** start Stored rows **

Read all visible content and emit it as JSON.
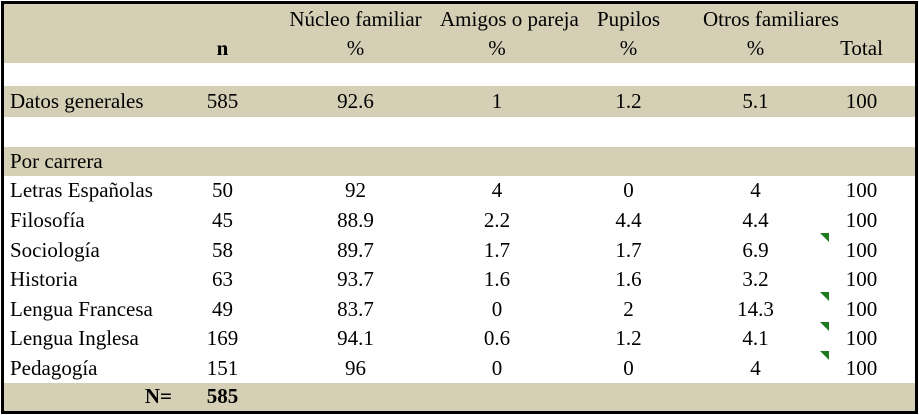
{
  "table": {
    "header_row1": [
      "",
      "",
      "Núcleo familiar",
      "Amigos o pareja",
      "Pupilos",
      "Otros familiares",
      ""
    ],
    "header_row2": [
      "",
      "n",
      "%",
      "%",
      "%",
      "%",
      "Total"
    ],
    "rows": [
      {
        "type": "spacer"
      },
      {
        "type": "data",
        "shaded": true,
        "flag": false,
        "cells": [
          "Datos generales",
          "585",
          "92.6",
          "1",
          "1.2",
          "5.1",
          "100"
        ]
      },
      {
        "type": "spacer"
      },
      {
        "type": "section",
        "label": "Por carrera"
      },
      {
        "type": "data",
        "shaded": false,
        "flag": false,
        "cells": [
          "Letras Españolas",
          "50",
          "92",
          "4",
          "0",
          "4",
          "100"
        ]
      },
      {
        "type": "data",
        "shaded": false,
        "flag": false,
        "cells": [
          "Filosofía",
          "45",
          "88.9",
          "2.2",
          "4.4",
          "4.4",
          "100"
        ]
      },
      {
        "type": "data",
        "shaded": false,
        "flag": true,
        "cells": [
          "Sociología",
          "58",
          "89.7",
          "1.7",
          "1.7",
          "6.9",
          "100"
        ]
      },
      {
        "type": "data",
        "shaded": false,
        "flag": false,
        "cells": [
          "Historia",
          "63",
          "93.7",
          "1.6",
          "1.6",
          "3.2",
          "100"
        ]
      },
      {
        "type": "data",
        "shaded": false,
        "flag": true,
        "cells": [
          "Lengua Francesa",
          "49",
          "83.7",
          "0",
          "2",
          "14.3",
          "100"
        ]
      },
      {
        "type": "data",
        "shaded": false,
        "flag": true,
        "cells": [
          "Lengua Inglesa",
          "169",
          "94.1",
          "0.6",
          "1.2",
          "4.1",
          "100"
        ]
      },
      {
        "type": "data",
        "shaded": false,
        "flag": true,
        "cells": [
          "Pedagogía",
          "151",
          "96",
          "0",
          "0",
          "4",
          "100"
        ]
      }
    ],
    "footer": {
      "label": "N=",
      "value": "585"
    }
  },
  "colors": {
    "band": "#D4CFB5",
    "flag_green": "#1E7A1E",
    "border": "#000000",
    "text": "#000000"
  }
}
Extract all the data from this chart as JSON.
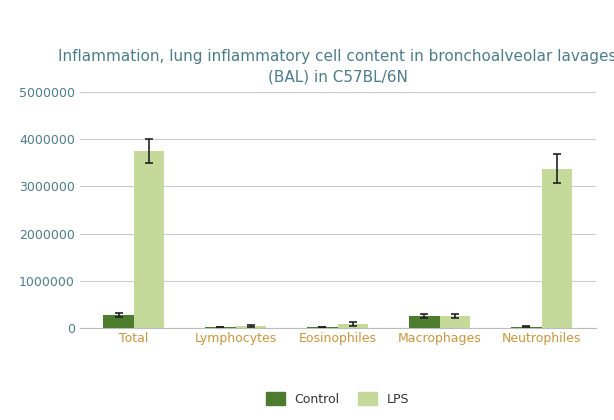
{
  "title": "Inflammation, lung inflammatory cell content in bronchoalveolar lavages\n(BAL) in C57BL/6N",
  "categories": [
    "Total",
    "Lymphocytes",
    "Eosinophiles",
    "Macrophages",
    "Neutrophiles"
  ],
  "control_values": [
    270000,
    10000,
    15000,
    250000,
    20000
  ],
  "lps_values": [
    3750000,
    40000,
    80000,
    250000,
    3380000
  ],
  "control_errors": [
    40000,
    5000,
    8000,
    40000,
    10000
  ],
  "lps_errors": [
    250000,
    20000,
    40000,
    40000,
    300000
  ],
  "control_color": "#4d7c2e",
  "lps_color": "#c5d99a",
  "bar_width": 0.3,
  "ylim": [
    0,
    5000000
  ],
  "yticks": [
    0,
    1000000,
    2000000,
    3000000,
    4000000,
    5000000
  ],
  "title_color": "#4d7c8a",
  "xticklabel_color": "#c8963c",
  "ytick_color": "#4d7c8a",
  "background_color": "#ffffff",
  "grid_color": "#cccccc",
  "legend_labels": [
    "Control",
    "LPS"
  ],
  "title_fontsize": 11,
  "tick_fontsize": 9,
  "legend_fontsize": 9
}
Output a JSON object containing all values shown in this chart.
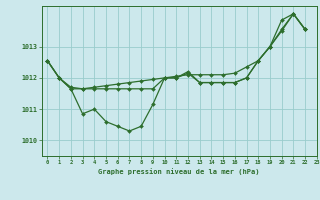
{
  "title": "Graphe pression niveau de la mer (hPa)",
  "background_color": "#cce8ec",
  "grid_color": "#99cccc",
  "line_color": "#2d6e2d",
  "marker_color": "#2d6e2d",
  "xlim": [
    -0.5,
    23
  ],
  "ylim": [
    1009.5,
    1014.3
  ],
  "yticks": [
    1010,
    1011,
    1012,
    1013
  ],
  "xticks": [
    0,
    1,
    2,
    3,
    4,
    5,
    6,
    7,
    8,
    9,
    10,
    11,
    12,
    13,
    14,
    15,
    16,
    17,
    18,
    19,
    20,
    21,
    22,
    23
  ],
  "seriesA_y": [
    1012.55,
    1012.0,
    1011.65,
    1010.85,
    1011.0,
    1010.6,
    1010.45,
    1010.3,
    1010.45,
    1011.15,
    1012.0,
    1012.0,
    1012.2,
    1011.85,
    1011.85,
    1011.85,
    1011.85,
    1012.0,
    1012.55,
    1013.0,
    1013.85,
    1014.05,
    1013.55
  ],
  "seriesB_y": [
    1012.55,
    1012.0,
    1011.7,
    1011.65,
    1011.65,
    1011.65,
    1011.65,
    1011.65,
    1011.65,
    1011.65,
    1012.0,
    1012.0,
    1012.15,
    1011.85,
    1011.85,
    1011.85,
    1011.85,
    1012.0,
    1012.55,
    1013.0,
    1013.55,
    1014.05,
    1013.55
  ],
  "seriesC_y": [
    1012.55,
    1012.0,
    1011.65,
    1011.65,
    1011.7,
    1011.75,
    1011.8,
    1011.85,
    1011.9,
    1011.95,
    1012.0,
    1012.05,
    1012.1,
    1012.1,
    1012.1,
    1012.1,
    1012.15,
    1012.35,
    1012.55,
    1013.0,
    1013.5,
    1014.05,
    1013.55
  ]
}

** end Stored rows **
** start Stored rows **

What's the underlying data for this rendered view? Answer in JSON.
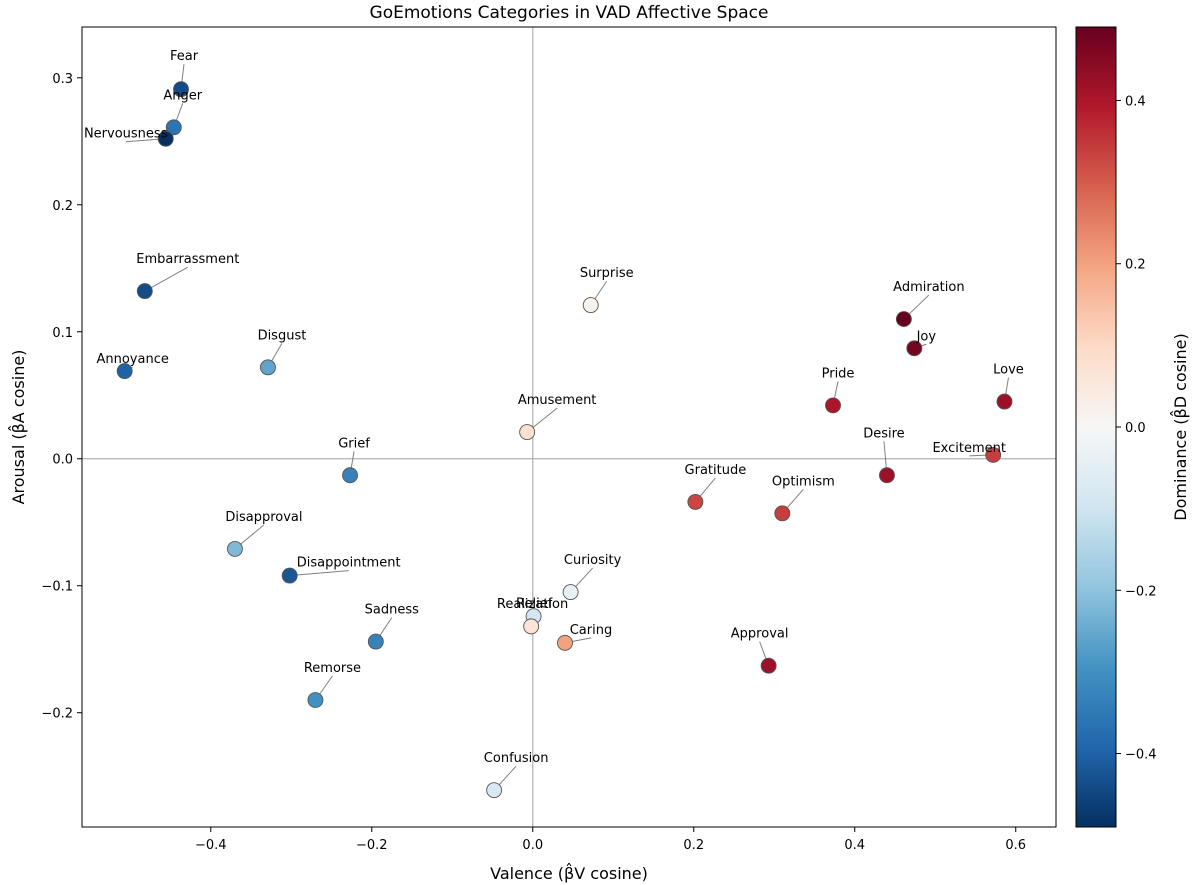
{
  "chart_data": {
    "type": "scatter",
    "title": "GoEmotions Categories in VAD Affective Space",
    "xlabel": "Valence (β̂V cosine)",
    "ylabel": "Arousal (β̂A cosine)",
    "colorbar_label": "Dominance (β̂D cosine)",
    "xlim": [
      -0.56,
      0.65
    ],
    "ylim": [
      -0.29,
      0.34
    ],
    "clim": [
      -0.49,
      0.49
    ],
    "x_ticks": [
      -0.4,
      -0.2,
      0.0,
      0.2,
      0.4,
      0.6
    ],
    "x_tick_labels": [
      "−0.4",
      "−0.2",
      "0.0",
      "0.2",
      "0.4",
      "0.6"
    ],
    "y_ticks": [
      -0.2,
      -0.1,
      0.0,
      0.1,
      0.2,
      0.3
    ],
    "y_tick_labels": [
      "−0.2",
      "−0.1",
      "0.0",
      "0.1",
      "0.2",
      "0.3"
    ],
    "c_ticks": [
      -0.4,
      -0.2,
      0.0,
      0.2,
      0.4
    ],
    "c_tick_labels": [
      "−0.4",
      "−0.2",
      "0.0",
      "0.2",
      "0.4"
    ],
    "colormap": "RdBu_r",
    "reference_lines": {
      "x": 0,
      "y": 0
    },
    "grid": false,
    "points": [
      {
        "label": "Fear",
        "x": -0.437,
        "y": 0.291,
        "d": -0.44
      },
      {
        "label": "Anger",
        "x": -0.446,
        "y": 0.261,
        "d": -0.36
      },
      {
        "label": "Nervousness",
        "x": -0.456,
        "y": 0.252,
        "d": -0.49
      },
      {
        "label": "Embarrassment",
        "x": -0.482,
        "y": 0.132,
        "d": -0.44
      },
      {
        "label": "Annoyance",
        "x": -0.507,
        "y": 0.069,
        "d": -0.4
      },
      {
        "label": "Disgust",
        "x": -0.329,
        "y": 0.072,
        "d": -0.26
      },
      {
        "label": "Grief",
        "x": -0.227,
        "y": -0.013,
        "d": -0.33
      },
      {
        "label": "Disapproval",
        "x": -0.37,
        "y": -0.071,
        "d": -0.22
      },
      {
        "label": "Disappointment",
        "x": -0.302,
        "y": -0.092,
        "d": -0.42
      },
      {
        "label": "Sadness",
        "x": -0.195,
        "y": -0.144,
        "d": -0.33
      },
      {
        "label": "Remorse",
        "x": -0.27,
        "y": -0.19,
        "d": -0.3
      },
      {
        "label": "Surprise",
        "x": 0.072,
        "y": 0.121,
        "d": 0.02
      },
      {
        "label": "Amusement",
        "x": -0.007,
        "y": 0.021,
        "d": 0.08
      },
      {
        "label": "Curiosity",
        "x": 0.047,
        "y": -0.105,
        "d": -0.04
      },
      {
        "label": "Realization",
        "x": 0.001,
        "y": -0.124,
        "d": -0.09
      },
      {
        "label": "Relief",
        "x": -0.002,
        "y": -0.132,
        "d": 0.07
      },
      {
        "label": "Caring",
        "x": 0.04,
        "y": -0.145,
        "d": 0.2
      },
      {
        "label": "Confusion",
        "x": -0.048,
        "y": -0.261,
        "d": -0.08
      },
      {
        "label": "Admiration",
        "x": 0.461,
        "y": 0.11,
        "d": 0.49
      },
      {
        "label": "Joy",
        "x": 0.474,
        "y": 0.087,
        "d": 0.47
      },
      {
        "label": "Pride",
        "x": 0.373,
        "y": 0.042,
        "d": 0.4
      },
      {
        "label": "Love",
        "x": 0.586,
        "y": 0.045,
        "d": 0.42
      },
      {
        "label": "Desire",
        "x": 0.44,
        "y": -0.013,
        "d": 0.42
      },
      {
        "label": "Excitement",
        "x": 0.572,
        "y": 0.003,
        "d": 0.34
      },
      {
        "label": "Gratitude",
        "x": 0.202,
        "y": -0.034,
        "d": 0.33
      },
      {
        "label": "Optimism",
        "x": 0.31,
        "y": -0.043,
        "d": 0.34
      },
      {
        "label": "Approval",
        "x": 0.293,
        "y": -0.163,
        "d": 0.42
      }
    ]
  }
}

** end Stored rows **

** Goal of the exercise **
Identify all lines where the word "this" shows up. Copy them.

** Exercise response **
Extract all the data from this chart as JSON.
Output a JSON object containing all values shown in this chart.
What's the underlying data for this rendered view? Answer in JSON.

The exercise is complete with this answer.